start Record extracts
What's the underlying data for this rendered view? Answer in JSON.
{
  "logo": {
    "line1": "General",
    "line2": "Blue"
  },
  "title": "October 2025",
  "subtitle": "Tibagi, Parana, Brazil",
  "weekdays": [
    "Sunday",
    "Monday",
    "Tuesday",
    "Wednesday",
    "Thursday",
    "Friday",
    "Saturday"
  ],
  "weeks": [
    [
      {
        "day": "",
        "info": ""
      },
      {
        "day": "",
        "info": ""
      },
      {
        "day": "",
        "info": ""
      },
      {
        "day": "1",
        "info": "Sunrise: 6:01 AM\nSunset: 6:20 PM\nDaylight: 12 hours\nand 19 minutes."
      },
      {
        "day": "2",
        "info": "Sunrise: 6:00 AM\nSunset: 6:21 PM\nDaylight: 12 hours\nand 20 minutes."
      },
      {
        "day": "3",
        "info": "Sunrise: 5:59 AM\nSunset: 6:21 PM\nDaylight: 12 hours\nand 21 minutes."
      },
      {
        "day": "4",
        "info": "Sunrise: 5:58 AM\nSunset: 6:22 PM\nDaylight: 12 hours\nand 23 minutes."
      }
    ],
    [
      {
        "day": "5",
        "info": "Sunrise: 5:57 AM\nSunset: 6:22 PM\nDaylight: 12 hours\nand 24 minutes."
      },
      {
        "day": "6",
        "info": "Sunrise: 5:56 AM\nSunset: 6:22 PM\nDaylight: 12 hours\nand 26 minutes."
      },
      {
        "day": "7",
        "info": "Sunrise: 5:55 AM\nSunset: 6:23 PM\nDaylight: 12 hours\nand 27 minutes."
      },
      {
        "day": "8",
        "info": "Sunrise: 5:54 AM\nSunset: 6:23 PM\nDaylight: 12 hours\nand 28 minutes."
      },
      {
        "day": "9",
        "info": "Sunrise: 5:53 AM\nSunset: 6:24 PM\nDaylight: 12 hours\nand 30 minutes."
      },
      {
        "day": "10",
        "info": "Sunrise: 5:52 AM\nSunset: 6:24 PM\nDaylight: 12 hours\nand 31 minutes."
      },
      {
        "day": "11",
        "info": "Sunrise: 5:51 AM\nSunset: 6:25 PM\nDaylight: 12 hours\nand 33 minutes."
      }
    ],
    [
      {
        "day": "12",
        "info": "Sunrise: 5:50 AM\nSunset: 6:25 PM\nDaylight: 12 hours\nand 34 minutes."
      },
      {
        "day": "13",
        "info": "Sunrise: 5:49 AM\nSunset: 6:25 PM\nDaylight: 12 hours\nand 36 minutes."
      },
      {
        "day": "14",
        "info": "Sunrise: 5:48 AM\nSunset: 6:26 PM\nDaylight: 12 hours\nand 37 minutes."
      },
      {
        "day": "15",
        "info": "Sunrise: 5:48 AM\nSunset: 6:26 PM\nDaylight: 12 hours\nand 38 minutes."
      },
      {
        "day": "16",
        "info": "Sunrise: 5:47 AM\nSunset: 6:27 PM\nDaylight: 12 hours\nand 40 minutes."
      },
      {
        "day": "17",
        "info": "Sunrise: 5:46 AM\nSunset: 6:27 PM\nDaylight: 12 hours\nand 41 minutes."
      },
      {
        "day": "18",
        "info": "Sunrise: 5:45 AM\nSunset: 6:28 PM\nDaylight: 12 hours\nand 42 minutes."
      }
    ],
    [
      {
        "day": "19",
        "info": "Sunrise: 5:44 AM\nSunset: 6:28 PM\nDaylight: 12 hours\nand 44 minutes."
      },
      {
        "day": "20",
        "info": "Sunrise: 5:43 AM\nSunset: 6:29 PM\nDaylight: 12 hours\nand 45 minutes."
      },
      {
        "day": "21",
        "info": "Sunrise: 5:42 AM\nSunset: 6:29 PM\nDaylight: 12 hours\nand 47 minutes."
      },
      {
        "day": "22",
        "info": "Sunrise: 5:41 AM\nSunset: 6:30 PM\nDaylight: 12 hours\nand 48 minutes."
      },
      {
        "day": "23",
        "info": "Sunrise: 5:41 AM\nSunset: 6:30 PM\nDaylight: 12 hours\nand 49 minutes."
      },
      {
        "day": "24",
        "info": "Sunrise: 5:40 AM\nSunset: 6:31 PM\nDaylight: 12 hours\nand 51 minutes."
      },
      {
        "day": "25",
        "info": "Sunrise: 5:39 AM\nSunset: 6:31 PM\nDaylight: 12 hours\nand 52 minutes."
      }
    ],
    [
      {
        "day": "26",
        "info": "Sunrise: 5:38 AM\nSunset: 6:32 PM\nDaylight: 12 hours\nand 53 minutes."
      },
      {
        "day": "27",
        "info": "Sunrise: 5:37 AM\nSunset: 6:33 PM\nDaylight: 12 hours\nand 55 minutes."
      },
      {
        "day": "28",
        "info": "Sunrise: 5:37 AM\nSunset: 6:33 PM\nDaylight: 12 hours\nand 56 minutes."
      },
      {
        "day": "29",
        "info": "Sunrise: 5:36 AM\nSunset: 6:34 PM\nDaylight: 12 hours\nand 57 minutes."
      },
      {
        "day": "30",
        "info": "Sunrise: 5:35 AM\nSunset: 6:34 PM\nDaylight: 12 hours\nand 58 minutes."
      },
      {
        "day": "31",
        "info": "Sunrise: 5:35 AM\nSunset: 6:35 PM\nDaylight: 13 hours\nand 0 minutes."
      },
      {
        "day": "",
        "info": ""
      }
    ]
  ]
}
end Record extracts
◆ What you have to do
Extract each line of the listing above, copying it word for word.

◆ Problem solution
What's the underlying data for this rendered view? Answer in JSON.
{
  "logo": {
    "line1": "General",
    "line2": "Blue"
  },
  "title": "October 2025",
  "subtitle": "Tibagi, Parana, Brazil",
  "weekdays": [
    "Sunday",
    "Monday",
    "Tuesday",
    "Wednesday",
    "Thursday",
    "Friday",
    "Saturday"
  ],
  "weeks": [
    [
      {
        "day": "",
        "info": ""
      },
      {
        "day": "",
        "info": ""
      },
      {
        "day": "",
        "info": ""
      },
      {
        "day": "1",
        "info": "Sunrise: 6:01 AM\nSunset: 6:20 PM\nDaylight: 12 hours\nand 19 minutes."
      },
      {
        "day": "2",
        "info": "Sunrise: 6:00 AM\nSunset: 6:21 PM\nDaylight: 12 hours\nand 20 minutes."
      },
      {
        "day": "3",
        "info": "Sunrise: 5:59 AM\nSunset: 6:21 PM\nDaylight: 12 hours\nand 21 minutes."
      },
      {
        "day": "4",
        "info": "Sunrise: 5:58 AM\nSunset: 6:22 PM\nDaylight: 12 hours\nand 23 minutes."
      }
    ],
    [
      {
        "day": "5",
        "info": "Sunrise: 5:57 AM\nSunset: 6:22 PM\nDaylight: 12 hours\nand 24 minutes."
      },
      {
        "day": "6",
        "info": "Sunrise: 5:56 AM\nSunset: 6:22 PM\nDaylight: 12 hours\nand 26 minutes."
      },
      {
        "day": "7",
        "info": "Sunrise: 5:55 AM\nSunset: 6:23 PM\nDaylight: 12 hours\nand 27 minutes."
      },
      {
        "day": "8",
        "info": "Sunrise: 5:54 AM\nSunset: 6:23 PM\nDaylight: 12 hours\nand 28 minutes."
      },
      {
        "day": "9",
        "info": "Sunrise: 5:53 AM\nSunset: 6:24 PM\nDaylight: 12 hours\nand 30 minutes."
      },
      {
        "day": "10",
        "info": "Sunrise: 5:52 AM\nSunset: 6:24 PM\nDaylight: 12 hours\nand 31 minutes."
      },
      {
        "day": "11",
        "info": "Sunrise: 5:51 AM\nSunset: 6:25 PM\nDaylight: 12 hours\nand 33 minutes."
      }
    ],
    [
      {
        "day": "12",
        "info": "Sunrise: 5:50 AM\nSunset: 6:25 PM\nDaylight: 12 hours\nand 34 minutes."
      },
      {
        "day": "13",
        "info": "Sunrise: 5:49 AM\nSunset: 6:25 PM\nDaylight: 12 hours\nand 36 minutes."
      },
      {
        "day": "14",
        "info": "Sunrise: 5:48 AM\nSunset: 6:26 PM\nDaylight: 12 hours\nand 37 minutes."
      },
      {
        "day": "15",
        "info": "Sunrise: 5:48 AM\nSunset: 6:26 PM\nDaylight: 12 hours\nand 38 minutes."
      },
      {
        "day": "16",
        "info": "Sunrise: 5:47 AM\nSunset: 6:27 PM\nDaylight: 12 hours\nand 40 minutes."
      },
      {
        "day": "17",
        "info": "Sunrise: 5:46 AM\nSunset: 6:27 PM\nDaylight: 12 hours\nand 41 minutes."
      },
      {
        "day": "18",
        "info": "Sunrise: 5:45 AM\nSunset: 6:28 PM\nDaylight: 12 hours\nand 42 minutes."
      }
    ],
    [
      {
        "day": "19",
        "info": "Sunrise: 5:44 AM\nSunset: 6:28 PM\nDaylight: 12 hours\nand 44 minutes."
      },
      {
        "day": "20",
        "info": "Sunrise: 5:43 AM\nSunset: 6:29 PM\nDaylight: 12 hours\nand 45 minutes."
      },
      {
        "day": "21",
        "info": "Sunrise: 5:42 AM\nSunset: 6:29 PM\nDaylight: 12 hours\nand 47 minutes."
      },
      {
        "day": "22",
        "info": "Sunrise: 5:41 AM\nSunset: 6:30 PM\nDaylight: 12 hours\nand 48 minutes."
      },
      {
        "day": "23",
        "info": "Sunrise: 5:41 AM\nSunset: 6:30 PM\nDaylight: 12 hours\nand 49 minutes."
      },
      {
        "day": "24",
        "info": "Sunrise: 5:40 AM\nSunset: 6:31 PM\nDaylight: 12 hours\nand 51 minutes."
      },
      {
        "day": "25",
        "info": "Sunrise: 5:39 AM\nSunset: 6:31 PM\nDaylight: 12 hours\nand 52 minutes."
      }
    ],
    [
      {
        "day": "26",
        "info": "Sunrise: 5:38 AM\nSunset: 6:32 PM\nDaylight: 12 hours\nand 53 minutes."
      },
      {
        "day": "27",
        "info": "Sunrise: 5:37 AM\nSunset: 6:33 PM\nDaylight: 12 hours\nand 55 minutes."
      },
      {
        "day": "28",
        "info": "Sunrise: 5:37 AM\nSunset: 6:33 PM\nDaylight: 12 hours\nand 56 minutes."
      },
      {
        "day": "29",
        "info": "Sunrise: 5:36 AM\nSunset: 6:34 PM\nDaylight: 12 hours\nand 57 minutes."
      },
      {
        "day": "30",
        "info": "Sunrise: 5:35 AM\nSunset: 6:34 PM\nDaylight: 12 hours\nand 58 minutes."
      },
      {
        "day": "31",
        "info": "Sunrise: 5:35 AM\nSunset: 6:35 PM\nDaylight: 13 hours\nand 0 minutes."
      },
      {
        "day": "",
        "info": ""
      }
    ]
  ]
}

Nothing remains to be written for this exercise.